### [PROBLEM]
Collect all lines containing the word "name" from the data.

═══ DATA EXCERPTS ═══

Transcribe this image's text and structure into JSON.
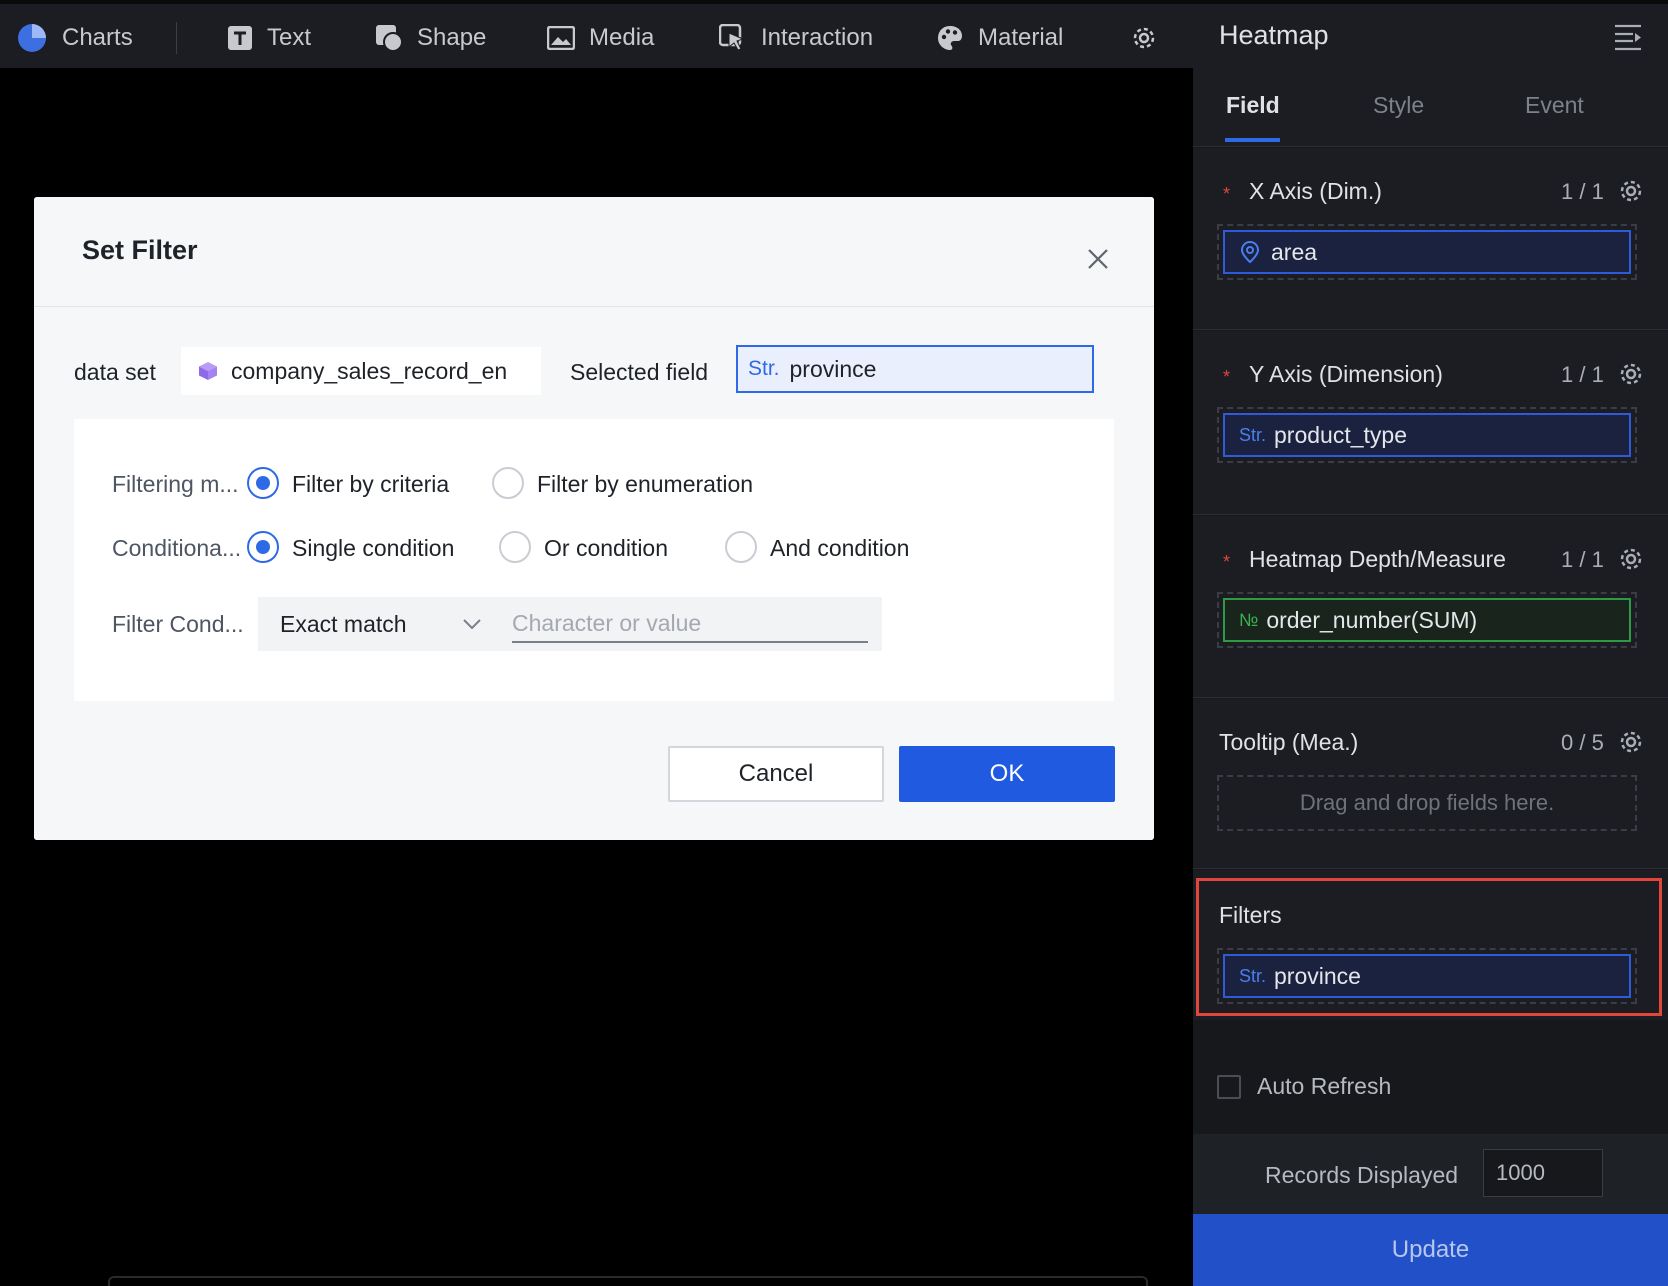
{
  "toolbar": {
    "items": [
      {
        "label": "Charts",
        "icon": "pie-chart-icon"
      },
      {
        "label": "Text",
        "icon": "text-icon"
      },
      {
        "label": "Shape",
        "icon": "shape-icon"
      },
      {
        "label": "Media",
        "icon": "image-icon"
      },
      {
        "label": "Interaction",
        "icon": "pointer-icon"
      },
      {
        "label": "Material",
        "icon": "palette-icon"
      }
    ],
    "settings_icon": "gear-icon"
  },
  "modal": {
    "title": "Set Filter",
    "dataset_label": "data set",
    "dataset_value": "company_sales_record_en",
    "selected_field_label": "Selected field",
    "selected_field_type": "Str.",
    "selected_field_value": "province",
    "filtering_mode_label": "Filtering m...",
    "filtering_mode_options": [
      "Filter by criteria",
      "Filter by enumeration"
    ],
    "filtering_mode_selected": "Filter by criteria",
    "conditional_label": "Conditiona...",
    "conditional_options": [
      "Single condition",
      "Or condition",
      "And condition"
    ],
    "conditional_selected": "Single condition",
    "filter_condition_label": "Filter Cond...",
    "match_type": "Exact match",
    "value_placeholder": "Character or value",
    "cancel_label": "Cancel",
    "ok_label": "OK"
  },
  "panel": {
    "title": "Heatmap",
    "tabs": [
      "Field",
      "Style",
      "Event"
    ],
    "active_tab": "Field",
    "sections": [
      {
        "title": "X Axis (Dim.)",
        "required": true,
        "count": "1 / 1",
        "field": {
          "type": "location",
          "name": "area"
        }
      },
      {
        "title": "Y Axis (Dimension)",
        "required": true,
        "count": "1 / 1",
        "field": {
          "type": "Str.",
          "name": "product_type"
        }
      },
      {
        "title": "Heatmap Depth/Measure",
        "required": true,
        "count": "1 / 1",
        "field": {
          "type": "№",
          "name": "order_number(SUM)"
        }
      },
      {
        "title": "Tooltip (Mea.)",
        "required": false,
        "count": "0 / 5",
        "placeholder": "Drag and drop fields here."
      }
    ],
    "filters": {
      "title": "Filters",
      "field": {
        "type": "Str.",
        "name": "province"
      }
    },
    "auto_refresh_label": "Auto Refresh",
    "auto_refresh_checked": false,
    "records_label": "Records Displayed",
    "records_value": "1000",
    "update_label": "Update"
  },
  "colors": {
    "accent": "#2f6ae6",
    "ok_button": "#1f5ae0",
    "highlight": "#e0463c",
    "measure_green": "#2f9a45"
  }
}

═══

### [THE REPLY]
          "name": "area"
          "name": "product_type"
          "name": "order_number(SUM)"
        "name": "province"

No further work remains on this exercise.